Short problem:
Copy exactly, and only, the lines from the line containing "Transcribe this image's" through the last line of the records below, both included, and leave out any pictures.
========================================================================
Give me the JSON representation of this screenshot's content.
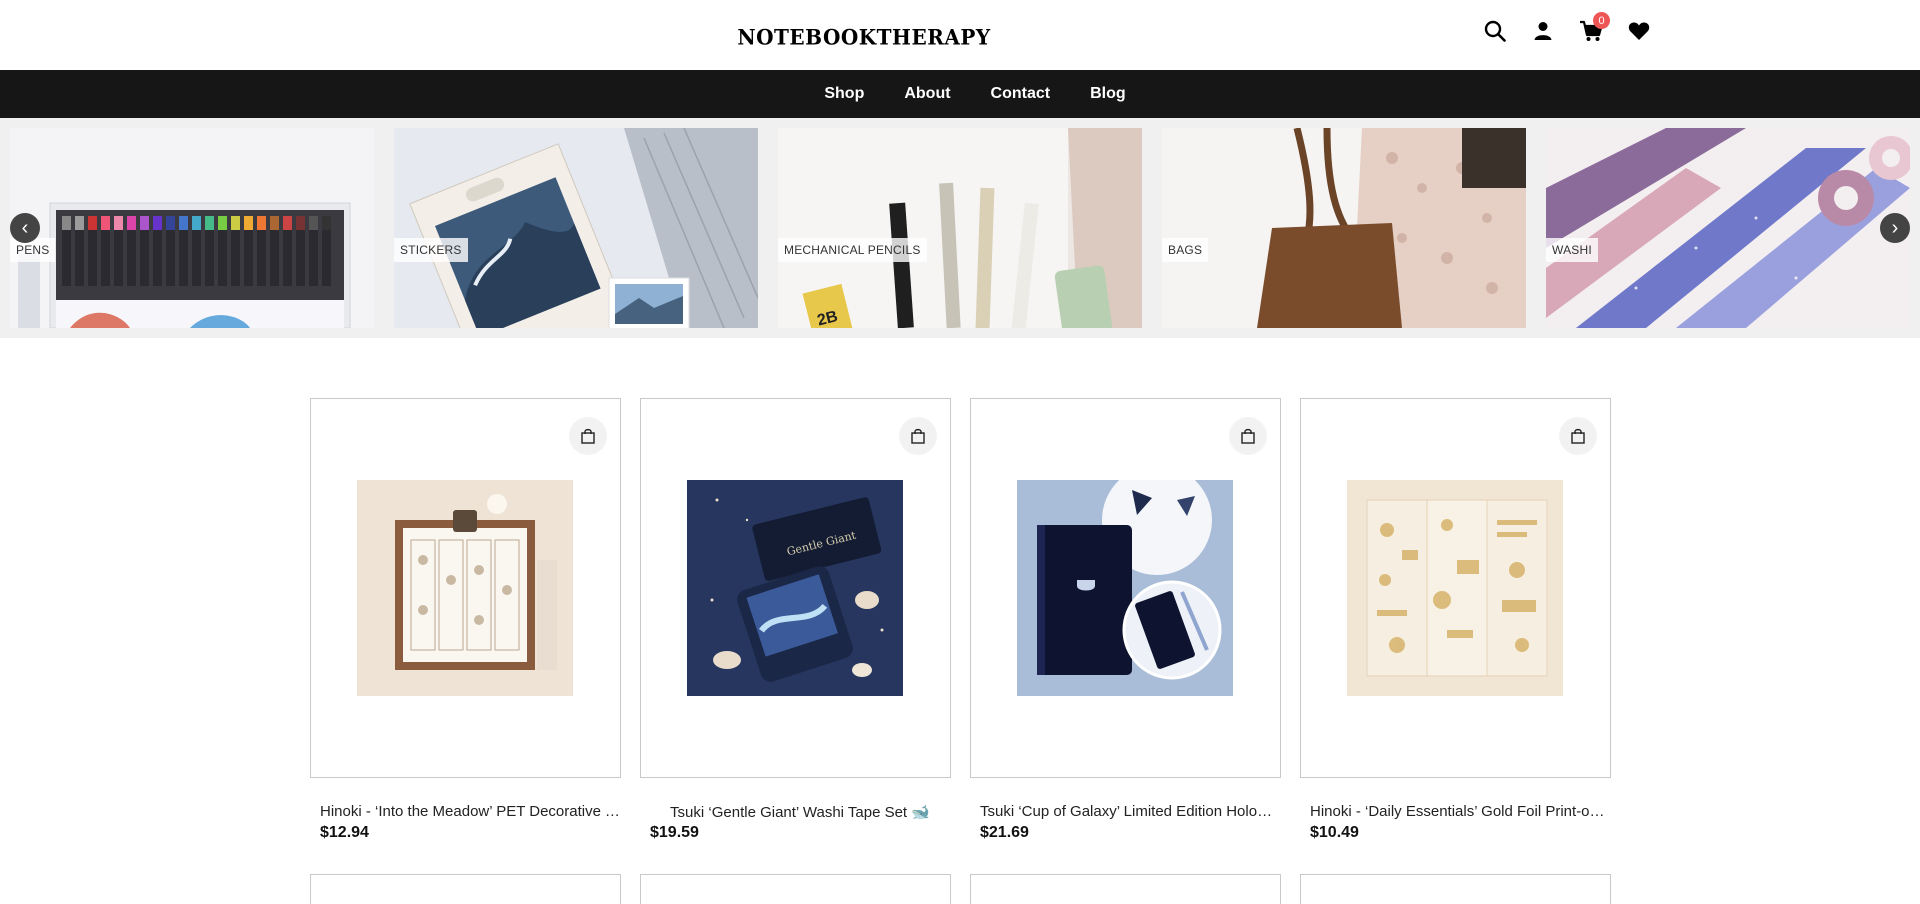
{
  "header": {
    "logo_text": "NOTEBOOKTHERAPY",
    "cart_count": "0",
    "icons": [
      "search-icon",
      "user-icon",
      "cart-icon",
      "heart-icon"
    ]
  },
  "nav": {
    "items": [
      {
        "label": "Shop"
      },
      {
        "label": "About"
      },
      {
        "label": "Contact"
      },
      {
        "label": "Blog"
      }
    ]
  },
  "categories": [
    {
      "label": "PENS"
    },
    {
      "label": "STICKERS"
    },
    {
      "label": "MECHANICAL PENCILS"
    },
    {
      "label": "BAGS"
    },
    {
      "label": "WASHI"
    }
  ],
  "carousel": {
    "prev_symbol": "‹",
    "next_symbol": "›"
  },
  "products": [
    {
      "name": "Hinoki - ‘Into the Meadow’ PET Decorative Tape",
      "price": "$12.94"
    },
    {
      "name": "Tsuki ‘Gentle Giant’ Washi Tape Set 🐋",
      "price": "$19.59"
    },
    {
      "name": "Tsuki ‘Cup of Galaxy’ Limited Edition Holographic Notebook",
      "price": "$21.69"
    },
    {
      "name": "Hinoki - ‘Daily Essentials’ Gold Foil Print-on Stickers",
      "price": "$10.49"
    }
  ],
  "colors": {
    "nav_bg": "#161616",
    "badge": "#e55555",
    "carousel_bg": "#f0f0f0"
  }
}
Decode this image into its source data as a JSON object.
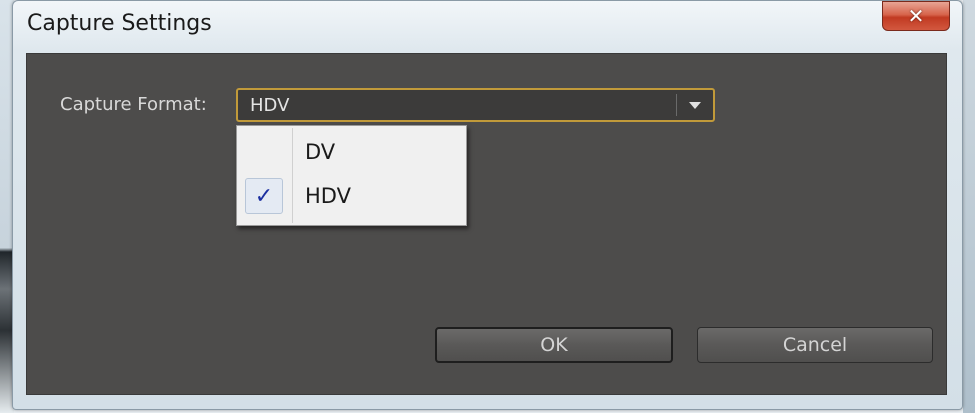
{
  "window": {
    "title": "Capture Settings",
    "close_glyph": "✕"
  },
  "form": {
    "capture_format_label": "Capture Format:",
    "capture_format_value": "HDV"
  },
  "dropdown": {
    "options": [
      {
        "label": "DV",
        "checked": false
      },
      {
        "label": "HDV",
        "checked": true
      }
    ],
    "check_glyph": "✓"
  },
  "buttons": {
    "ok_label": "OK",
    "cancel_label": "Cancel"
  },
  "colors": {
    "panel_bg": "#4d4c4b",
    "focus_border": "#c19a3a",
    "close_red": "#c13a22",
    "check_color": "#1c2fa0"
  },
  "icons": {
    "close": "close-icon",
    "dropdown_arrow": "chevron-down-icon",
    "check": "checkmark-icon"
  }
}
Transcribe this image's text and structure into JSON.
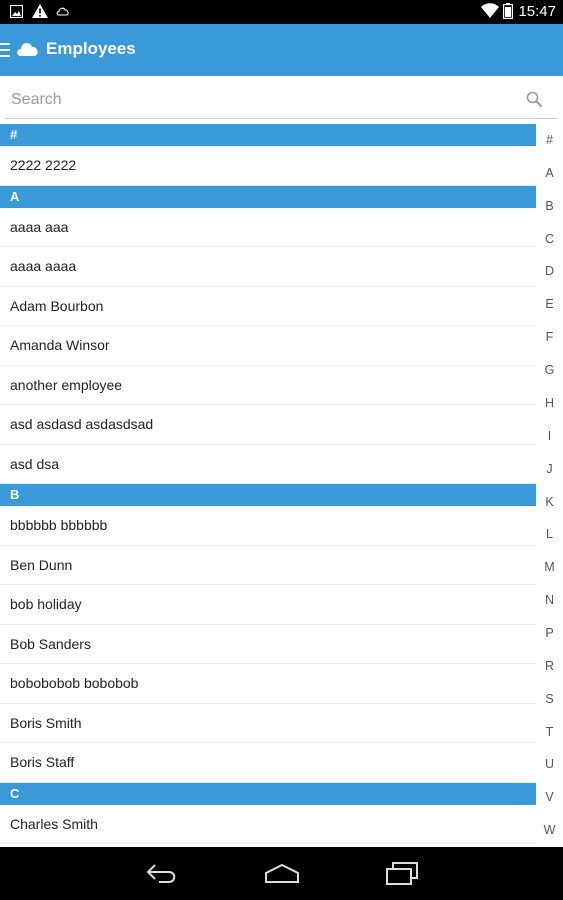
{
  "status_bar": {
    "time": "15:47",
    "icons": [
      "picture-icon",
      "warning-icon",
      "cloud-outline-icon",
      "wifi-icon",
      "battery-icon"
    ]
  },
  "action_bar": {
    "title": "Employees",
    "icons": [
      "menu-icon",
      "cloud-icon"
    ],
    "background": "#3a9ad9"
  },
  "search": {
    "placeholder": "Search",
    "value": ""
  },
  "sections": [
    {
      "header": "#",
      "items": [
        "2222 2222"
      ]
    },
    {
      "header": "A",
      "items": [
        "aaaa aaa",
        "aaaa aaaa",
        "Adam Bourbon",
        "Amanda Winsor",
        "another employee",
        "asd asdasd asdasdsad",
        "asd dsa"
      ]
    },
    {
      "header": "B",
      "items": [
        "bbbbbb bbbbbb",
        "Ben Dunn",
        "bob holiday",
        "Bob Sanders",
        "bobobobob bobobob",
        "Boris Smith",
        "Boris Staff"
      ]
    },
    {
      "header": "C",
      "items": [
        "Charles Smith"
      ]
    }
  ],
  "alpha_index": [
    "#",
    "A",
    "B",
    "C",
    "D",
    "E",
    "F",
    "G",
    "H",
    "I",
    "J",
    "K",
    "L",
    "M",
    "N",
    "P",
    "R",
    "S",
    "T",
    "U",
    "V",
    "W"
  ],
  "nav_bar": {
    "buttons": [
      "back-icon",
      "home-icon",
      "recent-apps-icon"
    ]
  }
}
========================================================================
Task response:
Transcribe this image's text and structure into JSON.
{
  "status_bar": {
    "time": "15:47",
    "icons": [
      "picture-icon",
      "warning-icon",
      "cloud-outline-icon",
      "wifi-icon",
      "battery-icon"
    ]
  },
  "action_bar": {
    "title": "Employees",
    "icons": [
      "menu-icon",
      "cloud-icon"
    ],
    "background": "#3a9ad9"
  },
  "search": {
    "placeholder": "Search",
    "value": ""
  },
  "sections": [
    {
      "header": "#",
      "items": [
        "2222 2222"
      ]
    },
    {
      "header": "A",
      "items": [
        "aaaa aaa",
        "aaaa aaaa",
        "Adam Bourbon",
        "Amanda Winsor",
        "another employee",
        "asd asdasd asdasdsad",
        "asd dsa"
      ]
    },
    {
      "header": "B",
      "items": [
        "bbbbbb bbbbbb",
        "Ben Dunn",
        "bob holiday",
        "Bob Sanders",
        "bobobobob bobobob",
        "Boris Smith",
        "Boris Staff"
      ]
    },
    {
      "header": "C",
      "items": [
        "Charles Smith"
      ]
    }
  ],
  "alpha_index": [
    "#",
    "A",
    "B",
    "C",
    "D",
    "E",
    "F",
    "G",
    "H",
    "I",
    "J",
    "K",
    "L",
    "M",
    "N",
    "P",
    "R",
    "S",
    "T",
    "U",
    "V",
    "W"
  ],
  "nav_bar": {
    "buttons": [
      "back-icon",
      "home-icon",
      "recent-apps-icon"
    ]
  }
}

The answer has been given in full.